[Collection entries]

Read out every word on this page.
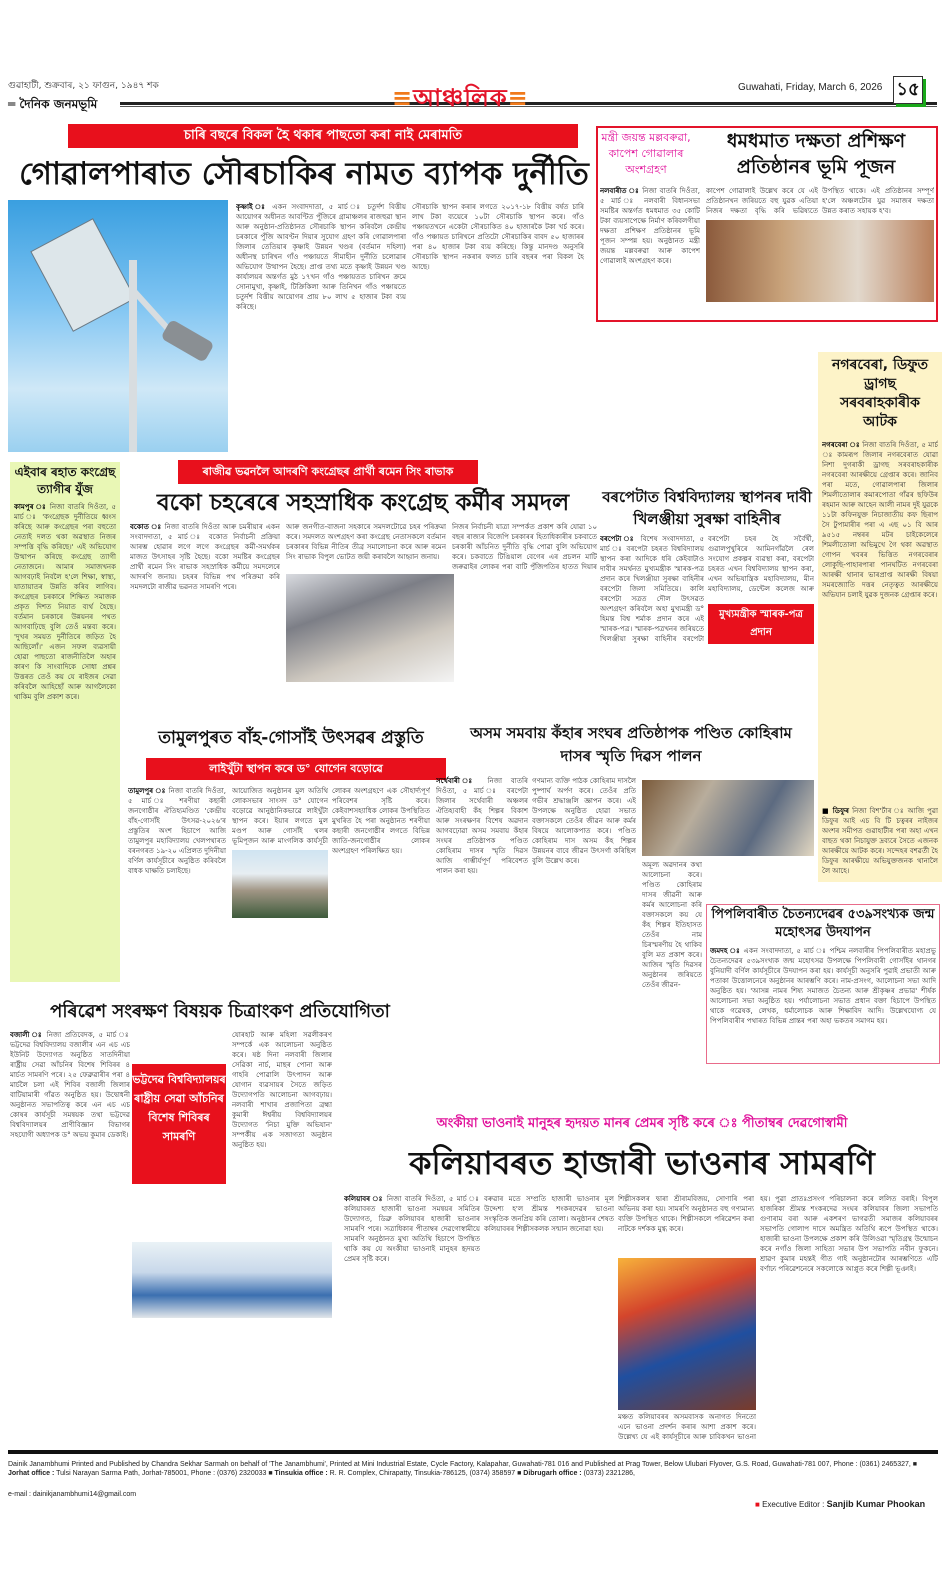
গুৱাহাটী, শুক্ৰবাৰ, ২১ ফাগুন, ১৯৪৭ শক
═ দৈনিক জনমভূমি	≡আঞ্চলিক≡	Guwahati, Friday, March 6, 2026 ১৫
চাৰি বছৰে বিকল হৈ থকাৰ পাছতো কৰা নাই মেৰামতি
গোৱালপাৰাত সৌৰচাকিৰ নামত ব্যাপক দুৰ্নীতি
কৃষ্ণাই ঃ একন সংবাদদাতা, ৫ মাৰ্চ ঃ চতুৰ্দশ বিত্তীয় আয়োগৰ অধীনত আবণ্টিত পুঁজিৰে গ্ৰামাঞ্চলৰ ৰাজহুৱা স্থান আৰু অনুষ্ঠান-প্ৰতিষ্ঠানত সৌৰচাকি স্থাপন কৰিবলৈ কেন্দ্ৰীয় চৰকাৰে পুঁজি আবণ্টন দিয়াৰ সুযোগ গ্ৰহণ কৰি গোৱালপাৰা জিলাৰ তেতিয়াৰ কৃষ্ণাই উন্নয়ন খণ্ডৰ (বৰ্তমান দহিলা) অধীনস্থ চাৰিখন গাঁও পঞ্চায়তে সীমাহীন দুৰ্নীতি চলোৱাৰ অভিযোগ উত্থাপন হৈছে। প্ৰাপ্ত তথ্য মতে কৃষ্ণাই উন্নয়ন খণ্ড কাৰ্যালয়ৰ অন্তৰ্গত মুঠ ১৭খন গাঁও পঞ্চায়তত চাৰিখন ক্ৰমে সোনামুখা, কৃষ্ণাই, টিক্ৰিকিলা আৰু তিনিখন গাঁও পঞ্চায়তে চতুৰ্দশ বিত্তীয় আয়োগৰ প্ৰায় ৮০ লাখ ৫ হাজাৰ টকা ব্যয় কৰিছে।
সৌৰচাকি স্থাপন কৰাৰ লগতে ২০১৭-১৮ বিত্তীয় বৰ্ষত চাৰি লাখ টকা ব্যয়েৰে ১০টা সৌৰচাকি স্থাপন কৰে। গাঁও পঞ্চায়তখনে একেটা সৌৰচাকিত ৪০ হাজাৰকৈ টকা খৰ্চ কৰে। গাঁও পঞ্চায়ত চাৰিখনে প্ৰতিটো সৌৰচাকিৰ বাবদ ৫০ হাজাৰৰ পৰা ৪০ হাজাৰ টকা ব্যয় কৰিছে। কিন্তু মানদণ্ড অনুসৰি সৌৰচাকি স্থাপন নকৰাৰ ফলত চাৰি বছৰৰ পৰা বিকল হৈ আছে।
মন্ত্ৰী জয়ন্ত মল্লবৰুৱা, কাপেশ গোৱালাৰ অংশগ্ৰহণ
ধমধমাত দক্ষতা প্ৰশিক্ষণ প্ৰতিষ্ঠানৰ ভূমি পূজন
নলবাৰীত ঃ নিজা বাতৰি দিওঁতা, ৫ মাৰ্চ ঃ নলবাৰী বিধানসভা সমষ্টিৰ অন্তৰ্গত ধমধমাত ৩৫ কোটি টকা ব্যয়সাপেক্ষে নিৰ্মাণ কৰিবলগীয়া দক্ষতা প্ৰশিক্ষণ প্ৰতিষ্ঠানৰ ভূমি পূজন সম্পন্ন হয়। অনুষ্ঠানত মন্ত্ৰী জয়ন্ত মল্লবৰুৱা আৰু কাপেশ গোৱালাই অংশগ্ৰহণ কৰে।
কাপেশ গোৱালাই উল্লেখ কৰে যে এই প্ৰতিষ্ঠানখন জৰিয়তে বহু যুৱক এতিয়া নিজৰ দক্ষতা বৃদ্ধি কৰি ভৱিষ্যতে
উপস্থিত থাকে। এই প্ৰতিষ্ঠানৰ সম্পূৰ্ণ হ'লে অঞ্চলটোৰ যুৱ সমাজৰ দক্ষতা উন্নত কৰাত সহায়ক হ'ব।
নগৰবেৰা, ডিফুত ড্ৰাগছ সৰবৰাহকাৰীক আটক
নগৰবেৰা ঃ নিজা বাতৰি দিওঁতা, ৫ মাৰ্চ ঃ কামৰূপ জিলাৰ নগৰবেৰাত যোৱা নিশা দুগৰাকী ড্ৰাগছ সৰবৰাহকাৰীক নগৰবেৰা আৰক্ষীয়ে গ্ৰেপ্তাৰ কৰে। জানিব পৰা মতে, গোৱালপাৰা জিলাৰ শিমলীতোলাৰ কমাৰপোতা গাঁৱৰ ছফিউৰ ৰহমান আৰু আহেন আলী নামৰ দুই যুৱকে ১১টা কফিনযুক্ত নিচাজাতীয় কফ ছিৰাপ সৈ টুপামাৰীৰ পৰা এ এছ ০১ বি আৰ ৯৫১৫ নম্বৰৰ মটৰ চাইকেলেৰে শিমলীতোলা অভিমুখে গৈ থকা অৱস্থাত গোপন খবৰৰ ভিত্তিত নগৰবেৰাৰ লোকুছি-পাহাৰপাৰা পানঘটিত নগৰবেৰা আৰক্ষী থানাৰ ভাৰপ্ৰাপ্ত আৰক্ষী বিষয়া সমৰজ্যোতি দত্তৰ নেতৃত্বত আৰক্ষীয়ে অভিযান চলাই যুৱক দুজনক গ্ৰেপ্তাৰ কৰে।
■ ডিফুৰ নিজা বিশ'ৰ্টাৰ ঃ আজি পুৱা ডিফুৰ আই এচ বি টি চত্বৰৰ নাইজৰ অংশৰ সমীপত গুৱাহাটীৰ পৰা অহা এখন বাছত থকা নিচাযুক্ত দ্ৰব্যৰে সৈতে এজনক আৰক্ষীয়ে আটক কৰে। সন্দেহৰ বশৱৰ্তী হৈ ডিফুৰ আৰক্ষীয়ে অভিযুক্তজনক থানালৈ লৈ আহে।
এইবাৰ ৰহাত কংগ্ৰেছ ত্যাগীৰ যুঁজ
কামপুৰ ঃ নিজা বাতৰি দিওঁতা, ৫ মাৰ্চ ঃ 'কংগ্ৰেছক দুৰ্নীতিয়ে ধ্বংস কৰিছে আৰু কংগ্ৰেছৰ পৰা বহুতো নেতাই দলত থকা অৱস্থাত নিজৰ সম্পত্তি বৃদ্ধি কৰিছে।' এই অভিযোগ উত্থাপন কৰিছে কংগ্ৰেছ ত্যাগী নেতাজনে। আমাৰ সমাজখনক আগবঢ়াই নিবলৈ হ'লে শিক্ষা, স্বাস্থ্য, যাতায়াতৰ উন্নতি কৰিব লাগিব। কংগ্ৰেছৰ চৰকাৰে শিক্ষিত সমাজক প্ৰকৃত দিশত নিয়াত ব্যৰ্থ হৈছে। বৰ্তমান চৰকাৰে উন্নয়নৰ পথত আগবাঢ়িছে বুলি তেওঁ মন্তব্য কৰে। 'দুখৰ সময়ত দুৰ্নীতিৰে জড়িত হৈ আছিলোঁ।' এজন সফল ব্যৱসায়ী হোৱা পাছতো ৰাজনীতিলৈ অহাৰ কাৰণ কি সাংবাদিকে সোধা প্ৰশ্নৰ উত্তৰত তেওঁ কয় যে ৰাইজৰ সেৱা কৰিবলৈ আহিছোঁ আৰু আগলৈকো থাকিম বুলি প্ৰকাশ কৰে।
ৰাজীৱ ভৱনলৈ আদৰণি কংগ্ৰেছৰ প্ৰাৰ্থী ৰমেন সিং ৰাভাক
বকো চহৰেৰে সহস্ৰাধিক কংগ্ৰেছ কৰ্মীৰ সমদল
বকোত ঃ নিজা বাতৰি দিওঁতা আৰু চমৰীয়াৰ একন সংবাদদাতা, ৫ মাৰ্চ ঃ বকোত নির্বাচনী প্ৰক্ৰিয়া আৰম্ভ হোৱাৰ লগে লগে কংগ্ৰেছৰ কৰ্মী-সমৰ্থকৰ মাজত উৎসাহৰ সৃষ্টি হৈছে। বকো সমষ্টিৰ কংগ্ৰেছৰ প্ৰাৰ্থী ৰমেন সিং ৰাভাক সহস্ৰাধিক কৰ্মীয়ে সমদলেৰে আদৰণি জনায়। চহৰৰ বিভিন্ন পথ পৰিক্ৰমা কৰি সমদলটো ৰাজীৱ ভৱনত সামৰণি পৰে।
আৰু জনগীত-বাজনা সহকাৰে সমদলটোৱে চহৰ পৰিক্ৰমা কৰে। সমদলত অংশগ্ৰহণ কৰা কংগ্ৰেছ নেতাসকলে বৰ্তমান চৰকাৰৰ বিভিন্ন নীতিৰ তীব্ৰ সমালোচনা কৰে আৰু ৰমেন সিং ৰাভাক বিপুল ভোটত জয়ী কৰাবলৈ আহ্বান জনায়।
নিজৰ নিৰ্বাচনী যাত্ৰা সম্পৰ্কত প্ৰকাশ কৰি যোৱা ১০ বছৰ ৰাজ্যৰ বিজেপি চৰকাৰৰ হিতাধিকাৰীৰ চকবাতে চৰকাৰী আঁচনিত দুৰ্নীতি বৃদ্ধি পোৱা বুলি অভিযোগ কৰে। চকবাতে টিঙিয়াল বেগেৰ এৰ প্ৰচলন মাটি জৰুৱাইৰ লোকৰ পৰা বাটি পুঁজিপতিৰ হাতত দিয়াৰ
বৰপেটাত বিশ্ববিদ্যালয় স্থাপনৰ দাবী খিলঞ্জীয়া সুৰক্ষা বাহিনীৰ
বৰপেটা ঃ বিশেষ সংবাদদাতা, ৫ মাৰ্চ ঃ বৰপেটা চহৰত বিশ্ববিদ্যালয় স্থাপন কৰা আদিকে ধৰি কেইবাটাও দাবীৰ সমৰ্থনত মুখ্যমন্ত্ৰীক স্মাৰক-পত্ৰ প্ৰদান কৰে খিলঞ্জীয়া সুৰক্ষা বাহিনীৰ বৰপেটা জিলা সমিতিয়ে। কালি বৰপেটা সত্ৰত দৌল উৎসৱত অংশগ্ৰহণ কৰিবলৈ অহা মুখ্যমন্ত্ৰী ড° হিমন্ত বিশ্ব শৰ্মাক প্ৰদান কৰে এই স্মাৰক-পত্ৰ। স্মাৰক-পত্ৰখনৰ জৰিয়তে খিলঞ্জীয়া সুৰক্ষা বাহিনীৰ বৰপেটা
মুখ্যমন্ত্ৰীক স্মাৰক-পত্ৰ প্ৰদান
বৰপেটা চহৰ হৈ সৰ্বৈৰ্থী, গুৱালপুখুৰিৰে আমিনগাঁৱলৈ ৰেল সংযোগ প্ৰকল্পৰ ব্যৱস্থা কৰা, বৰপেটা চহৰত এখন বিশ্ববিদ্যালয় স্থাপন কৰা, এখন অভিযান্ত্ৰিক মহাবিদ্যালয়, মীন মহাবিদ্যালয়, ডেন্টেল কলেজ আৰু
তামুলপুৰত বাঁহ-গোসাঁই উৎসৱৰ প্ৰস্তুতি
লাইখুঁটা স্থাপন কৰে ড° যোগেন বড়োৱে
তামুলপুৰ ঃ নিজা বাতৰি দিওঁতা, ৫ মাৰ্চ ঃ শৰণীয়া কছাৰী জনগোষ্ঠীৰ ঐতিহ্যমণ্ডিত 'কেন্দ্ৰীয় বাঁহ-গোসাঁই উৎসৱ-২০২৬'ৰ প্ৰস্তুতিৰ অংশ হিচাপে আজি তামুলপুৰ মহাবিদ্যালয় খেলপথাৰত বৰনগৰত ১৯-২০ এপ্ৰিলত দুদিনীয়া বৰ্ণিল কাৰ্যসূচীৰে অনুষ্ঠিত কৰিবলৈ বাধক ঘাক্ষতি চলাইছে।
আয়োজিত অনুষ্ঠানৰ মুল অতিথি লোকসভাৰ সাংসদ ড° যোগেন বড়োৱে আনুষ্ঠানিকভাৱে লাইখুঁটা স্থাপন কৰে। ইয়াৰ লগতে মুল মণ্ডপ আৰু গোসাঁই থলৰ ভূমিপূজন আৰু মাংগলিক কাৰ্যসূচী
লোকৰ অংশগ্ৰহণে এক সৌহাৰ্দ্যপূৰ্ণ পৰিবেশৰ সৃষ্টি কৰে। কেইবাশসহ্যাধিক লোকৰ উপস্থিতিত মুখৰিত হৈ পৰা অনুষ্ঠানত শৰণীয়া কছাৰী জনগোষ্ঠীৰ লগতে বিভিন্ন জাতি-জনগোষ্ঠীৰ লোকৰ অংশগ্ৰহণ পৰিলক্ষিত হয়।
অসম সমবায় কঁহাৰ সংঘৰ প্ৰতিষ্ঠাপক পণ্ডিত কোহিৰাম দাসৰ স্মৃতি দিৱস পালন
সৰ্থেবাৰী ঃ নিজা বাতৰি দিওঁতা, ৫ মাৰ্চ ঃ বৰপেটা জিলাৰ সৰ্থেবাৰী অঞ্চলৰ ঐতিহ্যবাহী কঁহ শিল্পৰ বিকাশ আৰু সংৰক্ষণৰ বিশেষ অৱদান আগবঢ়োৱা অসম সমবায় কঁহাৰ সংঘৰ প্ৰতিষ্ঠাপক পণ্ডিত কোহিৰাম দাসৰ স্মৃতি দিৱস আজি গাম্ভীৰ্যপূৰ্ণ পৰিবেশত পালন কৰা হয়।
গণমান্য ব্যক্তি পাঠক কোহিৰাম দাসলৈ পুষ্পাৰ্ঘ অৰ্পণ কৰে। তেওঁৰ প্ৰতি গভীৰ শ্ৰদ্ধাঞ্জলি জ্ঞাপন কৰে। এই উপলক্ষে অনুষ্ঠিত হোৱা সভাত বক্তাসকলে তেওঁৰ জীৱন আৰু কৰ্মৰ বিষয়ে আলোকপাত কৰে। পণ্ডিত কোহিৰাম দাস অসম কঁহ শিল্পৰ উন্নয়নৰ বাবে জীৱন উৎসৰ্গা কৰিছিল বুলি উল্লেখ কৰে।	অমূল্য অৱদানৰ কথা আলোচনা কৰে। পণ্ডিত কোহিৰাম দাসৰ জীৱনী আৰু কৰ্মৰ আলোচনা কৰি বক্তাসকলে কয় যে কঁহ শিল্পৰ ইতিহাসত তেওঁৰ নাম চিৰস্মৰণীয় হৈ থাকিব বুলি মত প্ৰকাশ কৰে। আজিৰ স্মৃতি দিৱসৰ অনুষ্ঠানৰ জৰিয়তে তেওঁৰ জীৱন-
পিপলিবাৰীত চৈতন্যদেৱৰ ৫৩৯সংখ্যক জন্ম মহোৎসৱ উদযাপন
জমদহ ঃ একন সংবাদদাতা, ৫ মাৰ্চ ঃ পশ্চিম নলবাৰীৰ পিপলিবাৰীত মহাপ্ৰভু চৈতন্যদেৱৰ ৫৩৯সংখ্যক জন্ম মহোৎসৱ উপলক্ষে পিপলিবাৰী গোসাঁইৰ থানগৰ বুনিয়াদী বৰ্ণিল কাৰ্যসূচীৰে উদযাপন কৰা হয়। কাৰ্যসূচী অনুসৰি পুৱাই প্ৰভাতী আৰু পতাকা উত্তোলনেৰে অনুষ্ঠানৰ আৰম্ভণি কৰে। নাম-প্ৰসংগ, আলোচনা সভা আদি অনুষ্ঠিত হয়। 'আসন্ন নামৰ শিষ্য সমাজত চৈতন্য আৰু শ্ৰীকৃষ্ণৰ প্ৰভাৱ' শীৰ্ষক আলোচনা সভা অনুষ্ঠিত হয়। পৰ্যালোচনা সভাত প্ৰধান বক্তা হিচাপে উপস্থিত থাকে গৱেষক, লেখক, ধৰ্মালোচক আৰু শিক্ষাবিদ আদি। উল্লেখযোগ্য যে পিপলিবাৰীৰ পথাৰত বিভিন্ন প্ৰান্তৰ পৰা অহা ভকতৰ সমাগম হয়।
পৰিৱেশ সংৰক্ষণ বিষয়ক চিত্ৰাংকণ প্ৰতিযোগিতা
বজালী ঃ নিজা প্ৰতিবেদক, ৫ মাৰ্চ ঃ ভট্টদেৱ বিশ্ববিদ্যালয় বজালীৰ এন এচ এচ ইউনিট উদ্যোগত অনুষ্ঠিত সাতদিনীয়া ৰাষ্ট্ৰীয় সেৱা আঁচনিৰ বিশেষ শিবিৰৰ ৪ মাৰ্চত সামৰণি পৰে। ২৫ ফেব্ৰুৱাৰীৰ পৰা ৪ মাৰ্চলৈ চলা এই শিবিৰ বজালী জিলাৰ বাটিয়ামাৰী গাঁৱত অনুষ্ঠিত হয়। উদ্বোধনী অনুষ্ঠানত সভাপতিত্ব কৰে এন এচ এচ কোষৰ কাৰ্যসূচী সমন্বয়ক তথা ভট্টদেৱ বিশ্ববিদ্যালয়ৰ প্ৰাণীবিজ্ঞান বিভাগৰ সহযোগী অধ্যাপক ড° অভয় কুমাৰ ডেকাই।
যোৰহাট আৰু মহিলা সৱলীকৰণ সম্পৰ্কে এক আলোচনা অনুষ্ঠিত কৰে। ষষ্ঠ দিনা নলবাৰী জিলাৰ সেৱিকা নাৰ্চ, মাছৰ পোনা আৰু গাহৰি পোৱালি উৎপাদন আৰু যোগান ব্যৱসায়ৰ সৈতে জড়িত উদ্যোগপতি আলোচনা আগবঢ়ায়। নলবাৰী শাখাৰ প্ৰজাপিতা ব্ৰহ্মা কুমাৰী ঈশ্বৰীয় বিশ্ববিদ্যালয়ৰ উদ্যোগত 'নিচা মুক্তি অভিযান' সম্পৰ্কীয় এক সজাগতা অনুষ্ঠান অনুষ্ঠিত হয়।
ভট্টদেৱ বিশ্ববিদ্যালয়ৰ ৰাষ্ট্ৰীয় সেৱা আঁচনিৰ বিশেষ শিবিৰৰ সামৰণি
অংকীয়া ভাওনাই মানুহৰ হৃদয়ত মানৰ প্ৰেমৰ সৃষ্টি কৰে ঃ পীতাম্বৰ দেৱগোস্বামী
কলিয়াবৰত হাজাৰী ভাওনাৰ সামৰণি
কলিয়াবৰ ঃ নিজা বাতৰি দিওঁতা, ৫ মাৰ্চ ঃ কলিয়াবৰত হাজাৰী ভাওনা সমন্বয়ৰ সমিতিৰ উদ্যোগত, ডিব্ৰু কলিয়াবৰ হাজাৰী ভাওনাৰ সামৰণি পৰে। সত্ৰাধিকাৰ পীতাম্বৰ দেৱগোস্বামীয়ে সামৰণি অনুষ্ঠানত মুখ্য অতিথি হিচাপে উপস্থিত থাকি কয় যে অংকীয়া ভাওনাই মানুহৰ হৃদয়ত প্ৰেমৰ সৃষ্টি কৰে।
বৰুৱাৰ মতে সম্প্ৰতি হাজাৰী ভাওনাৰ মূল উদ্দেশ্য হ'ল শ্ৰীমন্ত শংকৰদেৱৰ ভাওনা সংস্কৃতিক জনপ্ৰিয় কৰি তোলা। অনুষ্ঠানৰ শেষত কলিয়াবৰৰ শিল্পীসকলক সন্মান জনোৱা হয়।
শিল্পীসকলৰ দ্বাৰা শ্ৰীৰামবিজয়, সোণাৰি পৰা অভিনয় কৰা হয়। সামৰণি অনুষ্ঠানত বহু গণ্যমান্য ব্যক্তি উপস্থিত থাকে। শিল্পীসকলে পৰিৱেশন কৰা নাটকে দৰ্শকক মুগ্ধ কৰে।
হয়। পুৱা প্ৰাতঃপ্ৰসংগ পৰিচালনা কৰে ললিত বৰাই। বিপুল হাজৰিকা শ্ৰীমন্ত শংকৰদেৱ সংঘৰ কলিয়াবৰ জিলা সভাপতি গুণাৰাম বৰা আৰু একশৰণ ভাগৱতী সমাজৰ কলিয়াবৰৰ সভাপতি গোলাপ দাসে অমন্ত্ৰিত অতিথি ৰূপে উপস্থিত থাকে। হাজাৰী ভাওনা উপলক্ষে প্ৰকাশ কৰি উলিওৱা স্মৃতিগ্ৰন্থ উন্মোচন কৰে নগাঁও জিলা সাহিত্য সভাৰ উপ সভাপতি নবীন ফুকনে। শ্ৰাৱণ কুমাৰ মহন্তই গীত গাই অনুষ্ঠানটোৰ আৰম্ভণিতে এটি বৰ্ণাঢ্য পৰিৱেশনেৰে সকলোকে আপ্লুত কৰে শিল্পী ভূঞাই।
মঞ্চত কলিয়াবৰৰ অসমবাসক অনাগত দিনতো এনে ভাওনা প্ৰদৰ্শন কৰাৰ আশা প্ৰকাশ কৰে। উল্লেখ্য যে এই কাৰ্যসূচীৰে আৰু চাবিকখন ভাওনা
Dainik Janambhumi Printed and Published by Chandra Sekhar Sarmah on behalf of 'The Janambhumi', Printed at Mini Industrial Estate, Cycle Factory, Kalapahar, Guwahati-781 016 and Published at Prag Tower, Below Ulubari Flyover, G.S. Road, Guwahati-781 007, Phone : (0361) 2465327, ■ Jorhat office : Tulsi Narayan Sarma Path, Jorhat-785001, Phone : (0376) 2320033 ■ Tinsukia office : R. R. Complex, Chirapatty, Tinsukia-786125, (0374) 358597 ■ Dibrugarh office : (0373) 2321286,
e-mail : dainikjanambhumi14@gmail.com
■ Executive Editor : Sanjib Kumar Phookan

▶ Given exercise: Say how many lines in this material hold "নগৰব", and say nothing else.

▶ Worked solution: 2